Work required => It is required that all of the data be written out exactly.

Records excerpted from a collection:
□ □ □ □ □

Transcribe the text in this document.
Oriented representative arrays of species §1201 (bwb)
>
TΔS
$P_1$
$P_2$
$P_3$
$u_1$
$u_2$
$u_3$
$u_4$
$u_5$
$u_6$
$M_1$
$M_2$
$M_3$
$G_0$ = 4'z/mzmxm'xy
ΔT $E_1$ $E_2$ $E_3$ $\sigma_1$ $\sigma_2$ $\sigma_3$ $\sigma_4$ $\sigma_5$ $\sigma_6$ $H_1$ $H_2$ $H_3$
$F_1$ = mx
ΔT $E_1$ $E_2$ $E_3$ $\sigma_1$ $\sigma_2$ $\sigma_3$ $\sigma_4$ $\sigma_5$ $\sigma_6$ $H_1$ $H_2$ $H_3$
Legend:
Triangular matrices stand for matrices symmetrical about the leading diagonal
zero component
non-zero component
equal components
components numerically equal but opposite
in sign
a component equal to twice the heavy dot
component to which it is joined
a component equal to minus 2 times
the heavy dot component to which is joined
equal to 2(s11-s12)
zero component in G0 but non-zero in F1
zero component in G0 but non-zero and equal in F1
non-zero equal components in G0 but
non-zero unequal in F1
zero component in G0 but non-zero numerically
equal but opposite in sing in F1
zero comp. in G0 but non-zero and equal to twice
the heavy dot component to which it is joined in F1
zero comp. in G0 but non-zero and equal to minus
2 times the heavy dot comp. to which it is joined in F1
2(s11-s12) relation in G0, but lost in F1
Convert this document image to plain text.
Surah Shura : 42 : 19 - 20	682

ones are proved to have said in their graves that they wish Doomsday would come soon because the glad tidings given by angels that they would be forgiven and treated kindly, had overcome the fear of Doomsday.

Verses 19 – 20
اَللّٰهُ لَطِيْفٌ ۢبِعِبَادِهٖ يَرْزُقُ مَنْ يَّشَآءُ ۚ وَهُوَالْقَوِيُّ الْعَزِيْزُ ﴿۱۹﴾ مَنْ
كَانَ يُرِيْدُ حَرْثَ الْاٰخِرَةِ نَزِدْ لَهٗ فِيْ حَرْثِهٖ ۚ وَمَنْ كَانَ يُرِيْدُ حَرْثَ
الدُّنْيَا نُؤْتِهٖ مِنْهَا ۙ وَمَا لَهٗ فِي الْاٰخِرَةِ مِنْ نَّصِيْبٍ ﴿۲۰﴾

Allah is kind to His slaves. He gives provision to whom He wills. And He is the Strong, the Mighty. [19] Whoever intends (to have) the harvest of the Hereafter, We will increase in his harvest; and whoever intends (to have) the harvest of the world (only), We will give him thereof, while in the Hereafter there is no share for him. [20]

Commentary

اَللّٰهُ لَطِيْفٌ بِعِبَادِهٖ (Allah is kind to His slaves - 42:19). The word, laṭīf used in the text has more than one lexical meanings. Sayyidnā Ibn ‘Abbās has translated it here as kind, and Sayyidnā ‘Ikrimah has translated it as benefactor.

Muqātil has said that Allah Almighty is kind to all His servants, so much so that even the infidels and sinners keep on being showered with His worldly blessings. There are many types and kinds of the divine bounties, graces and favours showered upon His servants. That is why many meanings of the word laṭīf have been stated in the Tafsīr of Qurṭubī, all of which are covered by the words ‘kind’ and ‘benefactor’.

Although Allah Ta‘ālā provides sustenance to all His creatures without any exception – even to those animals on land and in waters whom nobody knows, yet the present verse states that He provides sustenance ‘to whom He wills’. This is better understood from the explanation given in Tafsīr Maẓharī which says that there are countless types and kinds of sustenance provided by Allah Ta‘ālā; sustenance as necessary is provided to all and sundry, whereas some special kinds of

□ □ □ □ □

Finished task =>
Transcribe the text in this document.
Oriented representative arrays of species §1201 (bwb)
>
TΔS
$P_1$
$P_2$
$P_3$
$u_1$
$u_2$
$u_3$
$u_4$
$u_5$
$u_6$
$M_1$
$M_2$
$M_3$
$G_0$ = 4'z/mzmxm'xy
ΔT $E_1$ $E_2$ $E_3$ $\sigma_1$ $\sigma_2$ $\sigma_3$ $\sigma_4$ $\sigma_5$ $\sigma_6$ $H_1$ $H_2$ $H_3$
$F_1$ = mx
ΔT $E_1$ $E_2$ $E_3$ $\sigma_1$ $\sigma_2$ $\sigma_3$ $\sigma_4$ $\sigma_5$ $\sigma_6$ $H_1$ $H_2$ $H_3$
Legend:
Triangular matrices stand for matrices symmetrical about the leading diagonal
zero component
non-zero component
equal components
components numerically equal but opposite
in sign
a component equal to twice the heavy dot
component to which it is joined
a component equal to minus 2 times
the heavy dot component to which is joined
equal to 2(s11-s12)
zero component in G0 but non-zero in F1
zero component in G0 but non-zero and equal in F1
non-zero equal components in G0 but
non-zero unequal in F1
zero component in G0 but non-zero numerically
equal but opposite in sing in F1
zero comp. in G0 but non-zero and equal to twice
the heavy dot component to which it is joined in F1
zero comp. in G0 but non-zero and equal to minus
2 times the heavy dot comp. to which it is joined in F1
2(s11-s12) relation in G0, but lost in F1
Convert this document image to plain text.
Surah Shura : 42 : 19 - 20	682

ones are proved to have said in their graves that they wish Doomsday would come soon because the glad tidings given by angels that they would be forgiven and treated kindly, had overcome the fear of Doomsday.

Verses 19 – 20
اَللّٰهُ لَطِيْفٌ ۢبِعِبَادِهٖ يَرْزُقُ مَنْ يَّشَآءُ ۚ وَهُوَالْقَوِيُّ الْعَزِيْزُ ﴿۱۹﴾ مَنْ
كَانَ يُرِيْدُ حَرْثَ الْاٰخِرَةِ نَزِدْ لَهٗ فِيْ حَرْثِهٖ ۚ وَمَنْ كَانَ يُرِيْدُ حَرْثَ
الدُّنْيَا نُؤْتِهٖ مِنْهَا ۙ وَمَا لَهٗ فِي الْاٰخِرَةِ مِنْ نَّصِيْبٍ ﴿۲۰﴾

Allah is kind to His slaves. He gives provision to whom He wills. And He is the Strong, the Mighty. [19] Whoever intends (to have) the harvest of the Hereafter, We will increase in his harvest; and whoever intends (to have) the harvest of the world (only), We will give him thereof, while in the Hereafter there is no share for him. [20]

Commentary

اَللّٰهُ لَطِيْفٌ بِعِبَادِهٖ (Allah is kind to His slaves - 42:19). The word, laṭīf used in the text has more than one lexical meanings. Sayyidnā Ibn ‘Abbās has translated it here as kind, and Sayyidnā ‘Ikrimah has translated it as benefactor.

Muqātil has said that Allah Almighty is kind to all His servants, so much so that even the infidels and sinners keep on being showered with His worldly blessings. There are many types and kinds of the divine bounties, graces and favours showered upon His servants. That is why many meanings of the word laṭīf have been stated in the Tafsīr of Qurṭubī, all of which are covered by the words ‘kind’ and ‘benefactor’.

Although Allah Ta‘ālā provides sustenance to all His creatures without any exception – even to those animals on land and in waters whom nobody knows, yet the present verse states that He provides sustenance ‘to whom He wills’. This is better understood from the explanation given in Tafsīr Maẓharī which says that there are countless types and kinds of sustenance provided by Allah Ta‘ālā; sustenance as necessary is provided to all and sundry, whereas some special kinds of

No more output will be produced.